Extracted entries:

--------------------

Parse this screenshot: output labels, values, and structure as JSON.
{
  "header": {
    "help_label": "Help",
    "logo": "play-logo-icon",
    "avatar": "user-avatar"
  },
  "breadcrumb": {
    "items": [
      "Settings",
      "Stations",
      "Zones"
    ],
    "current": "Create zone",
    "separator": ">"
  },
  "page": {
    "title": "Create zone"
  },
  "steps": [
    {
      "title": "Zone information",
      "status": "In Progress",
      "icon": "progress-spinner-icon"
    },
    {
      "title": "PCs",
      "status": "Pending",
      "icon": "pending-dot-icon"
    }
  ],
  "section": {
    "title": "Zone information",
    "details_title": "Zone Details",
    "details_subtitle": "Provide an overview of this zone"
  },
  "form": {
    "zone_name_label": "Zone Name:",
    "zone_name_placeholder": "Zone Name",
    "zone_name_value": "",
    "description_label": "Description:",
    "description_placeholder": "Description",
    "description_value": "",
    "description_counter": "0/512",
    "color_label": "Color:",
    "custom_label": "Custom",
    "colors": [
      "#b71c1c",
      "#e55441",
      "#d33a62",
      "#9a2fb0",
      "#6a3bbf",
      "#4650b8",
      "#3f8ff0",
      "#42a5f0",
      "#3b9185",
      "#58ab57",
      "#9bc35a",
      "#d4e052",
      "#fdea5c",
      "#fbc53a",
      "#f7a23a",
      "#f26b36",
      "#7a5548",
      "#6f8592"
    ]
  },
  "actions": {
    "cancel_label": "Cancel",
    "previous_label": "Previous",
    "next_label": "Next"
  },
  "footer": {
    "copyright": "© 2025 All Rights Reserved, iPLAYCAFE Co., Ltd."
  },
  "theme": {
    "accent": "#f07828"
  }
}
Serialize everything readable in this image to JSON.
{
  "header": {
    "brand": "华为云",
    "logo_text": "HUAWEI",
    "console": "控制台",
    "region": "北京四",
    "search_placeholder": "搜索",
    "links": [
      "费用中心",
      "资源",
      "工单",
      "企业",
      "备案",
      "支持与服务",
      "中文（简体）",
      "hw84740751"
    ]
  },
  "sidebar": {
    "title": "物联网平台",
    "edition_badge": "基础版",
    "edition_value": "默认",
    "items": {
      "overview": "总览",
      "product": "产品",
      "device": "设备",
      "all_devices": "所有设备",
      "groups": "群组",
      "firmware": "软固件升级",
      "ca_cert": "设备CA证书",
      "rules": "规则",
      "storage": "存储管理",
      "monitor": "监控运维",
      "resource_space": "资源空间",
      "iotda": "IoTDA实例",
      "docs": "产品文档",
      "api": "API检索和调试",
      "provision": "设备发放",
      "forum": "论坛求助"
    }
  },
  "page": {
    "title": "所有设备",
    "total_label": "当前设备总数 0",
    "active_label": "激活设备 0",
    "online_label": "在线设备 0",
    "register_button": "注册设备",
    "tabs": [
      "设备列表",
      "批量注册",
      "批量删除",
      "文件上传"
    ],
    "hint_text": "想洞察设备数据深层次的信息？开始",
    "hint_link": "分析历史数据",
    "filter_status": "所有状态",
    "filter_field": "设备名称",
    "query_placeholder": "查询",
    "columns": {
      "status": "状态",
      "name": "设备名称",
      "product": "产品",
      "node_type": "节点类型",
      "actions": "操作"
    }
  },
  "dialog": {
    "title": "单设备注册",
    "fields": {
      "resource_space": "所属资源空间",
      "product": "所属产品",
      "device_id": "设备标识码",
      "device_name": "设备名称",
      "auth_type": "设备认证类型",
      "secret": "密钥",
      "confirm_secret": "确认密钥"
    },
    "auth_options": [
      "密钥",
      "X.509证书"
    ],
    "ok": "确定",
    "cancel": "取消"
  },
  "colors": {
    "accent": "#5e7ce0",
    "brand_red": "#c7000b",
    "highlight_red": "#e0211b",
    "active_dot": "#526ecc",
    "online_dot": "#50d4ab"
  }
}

--------------------

Job: Check every line of the material for the string "information" and give the number of lines that have it, without anything else.

Response: 2